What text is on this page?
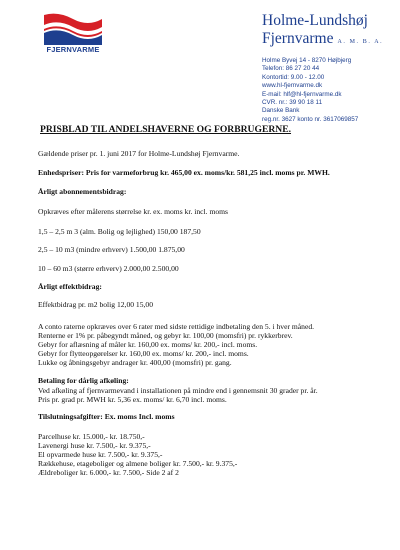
FJERNVARME
Holme-Lundshøj
Fjernvarme A. M. B. A.
Holme Byvej 14 - 8270 Højbjerg
Telefon: 86 27 20 44
Kontortid: 9.00 - 12.00
www.hl-fjernvarme.dk
E-mail: hlf@hl-fjernvarme.dk
CVR. nr.: 39 90 18 11
Danske Bank
reg.nr. 3627 konto nr. 3617069857
PRISBLAD TIL ANDELSHAVERNE OG FORBRUGERNE.
Gældende priser pr. 1. juni 2017 for Holme-Lundshøj Fjernvarme.
Enhedspriser: Pris for varmeforbrug kr. 465,00 ex. moms/kr. 581,25 incl. moms pr. MWH.
Årligt abonnementsbidrag:
Opkræves efter målerens størrelse kr. ex. moms kr. incl. moms
1,5 – 2,5 m 3 (alm. Bolig og lejlighed) 150,00 187,50
2,5 – 10 m3 (mindre erhverv) 1.500,00 1.875,00
10 – 60 m3 (større erhverv) 2.000,00 2.500,00
Årligt effektbidrag:
Effektbidrag pr. m2 bolig 12,00 15,00
A conto raterne opkræves over 6 rater med sidste rettidige indbetaling den 5. i hver måned.
Renterne er 1% pr. påbegyndt måned, og gebyr kr. 100,00 (momsfri) pr. rykkerbrev.
Gebyr for aflæsning af måler kr. 160,00 ex. moms/ kr. 200,- incl. moms.
Gebyr for flytteopgørelser kr. 160,00 ex. moms/ kr. 200,- incl. moms.
Lukke og åbningsgebyr andrager kr. 400,00 (momsfri) pr. gang.
Betaling for dårlig afkøling:
Ved afkøling af fjernvarmevand i installationen på mindre end i gennemsnit 30 grader pr. år.
Pris pr. grad pr. MWH kr. 5,36 ex. moms/ kr. 6,70 incl. moms.
Tilslutningsafgifter: Ex. moms Incl. moms
Parcelhuse kr. 15.000,- kr. 18.750,-
Lavenergi huse kr. 7.500,- kr. 9.375,-
El opvarmede huse kr. 7.500,- kr. 9.375,-
Rækkehuse, etageboliger og almene boliger kr. 7.500,- kr. 9.375,-
Ældreboliger kr. 6.000,- kr. 7.500,- Side 2 af 2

▶ [TO DO] The word "momsfri" may appear on some lines. Report how many lines hold it, giving the number alone.

▶ [TASK RESULT] 2